Stored records
━━━━━━━━━━━━━━━━━━━━━━━━━━━━━━

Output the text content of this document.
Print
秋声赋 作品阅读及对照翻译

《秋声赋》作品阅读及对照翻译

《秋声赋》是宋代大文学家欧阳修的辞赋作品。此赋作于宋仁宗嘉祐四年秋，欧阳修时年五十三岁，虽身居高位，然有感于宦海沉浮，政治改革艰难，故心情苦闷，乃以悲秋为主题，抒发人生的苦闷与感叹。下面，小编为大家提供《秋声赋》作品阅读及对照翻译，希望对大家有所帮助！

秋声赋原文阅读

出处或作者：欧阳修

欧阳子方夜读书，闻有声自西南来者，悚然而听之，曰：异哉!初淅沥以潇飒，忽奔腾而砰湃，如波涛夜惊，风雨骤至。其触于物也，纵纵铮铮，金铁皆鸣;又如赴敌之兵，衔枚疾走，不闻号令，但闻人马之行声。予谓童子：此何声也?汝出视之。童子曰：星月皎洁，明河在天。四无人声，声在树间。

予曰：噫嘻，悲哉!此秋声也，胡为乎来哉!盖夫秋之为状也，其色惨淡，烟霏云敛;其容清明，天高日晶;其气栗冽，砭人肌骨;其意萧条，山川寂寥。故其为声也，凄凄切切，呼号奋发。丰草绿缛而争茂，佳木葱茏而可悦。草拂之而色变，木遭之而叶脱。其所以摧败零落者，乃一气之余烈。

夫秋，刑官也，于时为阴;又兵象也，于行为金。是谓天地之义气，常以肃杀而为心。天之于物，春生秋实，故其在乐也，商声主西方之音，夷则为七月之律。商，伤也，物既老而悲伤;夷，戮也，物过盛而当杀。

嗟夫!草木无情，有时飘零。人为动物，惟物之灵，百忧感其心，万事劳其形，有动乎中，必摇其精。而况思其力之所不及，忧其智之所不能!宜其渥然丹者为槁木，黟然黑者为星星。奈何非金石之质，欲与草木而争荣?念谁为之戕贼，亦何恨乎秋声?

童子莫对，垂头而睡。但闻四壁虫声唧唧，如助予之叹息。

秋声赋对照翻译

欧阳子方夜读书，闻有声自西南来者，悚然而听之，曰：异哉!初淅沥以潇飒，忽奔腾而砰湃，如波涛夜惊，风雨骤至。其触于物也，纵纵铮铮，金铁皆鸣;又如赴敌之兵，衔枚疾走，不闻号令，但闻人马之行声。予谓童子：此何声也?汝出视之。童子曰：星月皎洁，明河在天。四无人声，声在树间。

━━━━━━━━━━━━━━━━━━━━━━━━━━━━━━

**What is expected:** Your task is to repeat every line exactly.

**Exercise output:**
Output the text content of this document.
Print
秋声赋 作品阅读及对照翻译

《秋声赋》作品阅读及对照翻译

《秋声赋》是宋代大文学家欧阳修的辞赋作品。此赋作于宋仁宗嘉祐四年秋，欧阳修时年五十三岁，虽身居高位，然有感于宦海沉浮，政治改革艰难，故心情苦闷，乃以悲秋为主题，抒发人生的苦闷与感叹。下面，小编为大家提供《秋声赋》作品阅读及对照翻译，希望对大家有所帮助！

秋声赋原文阅读

出处或作者：欧阳修

欧阳子方夜读书，闻有声自西南来者，悚然而听之，曰：异哉!初淅沥以潇飒，忽奔腾而砰湃，如波涛夜惊，风雨骤至。其触于物也，纵纵铮铮，金铁皆鸣;又如赴敌之兵，衔枚疾走，不闻号令，但闻人马之行声。予谓童子：此何声也?汝出视之。童子曰：星月皎洁，明河在天。四无人声，声在树间。

予曰：噫嘻，悲哉!此秋声也，胡为乎来哉!盖夫秋之为状也，其色惨淡，烟霏云敛;其容清明，天高日晶;其气栗冽，砭人肌骨;其意萧条，山川寂寥。故其为声也，凄凄切切，呼号奋发。丰草绿缛而争茂，佳木葱茏而可悦。草拂之而色变，木遭之而叶脱。其所以摧败零落者，乃一气之余烈。

夫秋，刑官也，于时为阴;又兵象也，于行为金。是谓天地之义气，常以肃杀而为心。天之于物，春生秋实，故其在乐也，商声主西方之音，夷则为七月之律。商，伤也，物既老而悲伤;夷，戮也，物过盛而当杀。

嗟夫!草木无情，有时飘零。人为动物，惟物之灵，百忧感其心，万事劳其形，有动乎中，必摇其精。而况思其力之所不及，忧其智之所不能!宜其渥然丹者为槁木，黟然黑者为星星。奈何非金石之质，欲与草木而争荣?念谁为之戕贼，亦何恨乎秋声?

童子莫对，垂头而睡。但闻四壁虫声唧唧，如助予之叹息。

秋声赋对照翻译

欧阳子方夜读书，闻有声自西南来者，悚然而听之，曰：异哉!初淅沥以潇飒，忽奔腾而砰湃，如波涛夜惊，风雨骤至。其触于物也，纵纵铮铮，金铁皆鸣;又如赴敌之兵，衔枚疾走，不闻号令，但闻人马之行声。予谓童子：此何声也?汝出视之。童子曰：星月皎洁，明河在天。四无人声，声在树间。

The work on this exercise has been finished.